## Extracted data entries

==========

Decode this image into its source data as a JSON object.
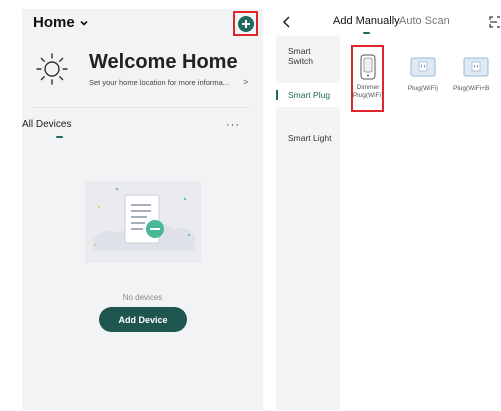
{
  "left": {
    "home_label": "Home",
    "welcome_title": "Welcome Home",
    "welcome_subtitle": "Set your home location for more informa...",
    "welcome_arrow": ">",
    "all_devices_label": "All Devices",
    "more_label": "···",
    "empty_text": "No devices",
    "add_device_label": "Add Device"
  },
  "right": {
    "back_label": "<",
    "tabs": [
      {
        "label": "Add Manually",
        "active": true
      },
      {
        "label": "Auto Scan",
        "active": false
      }
    ],
    "categories": [
      {
        "label": "Smart Switch",
        "active": false
      },
      {
        "label": "Smart Plug",
        "active": true
      },
      {
        "label": "Smart Light",
        "active": false
      }
    ],
    "devices": [
      {
        "label": "Dimmer Plug(WiFi)",
        "icon": "dimmer-plug-icon",
        "highlighted": true
      },
      {
        "label": "Plug(WiFi)",
        "icon": "plug-icon",
        "highlighted": false
      },
      {
        "label": "Plug(WiFi+B",
        "icon": "plug-icon",
        "highlighted": false
      }
    ]
  },
  "colors": {
    "accent": "#1d6b5e",
    "button": "#1e564f",
    "highlight": "#e0262d",
    "panel_bg": "#f2f3f5"
  }
}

==========

Check every line of the material for the string "WiFi" and give the number of lines that have it, without anything else.

## Full response
3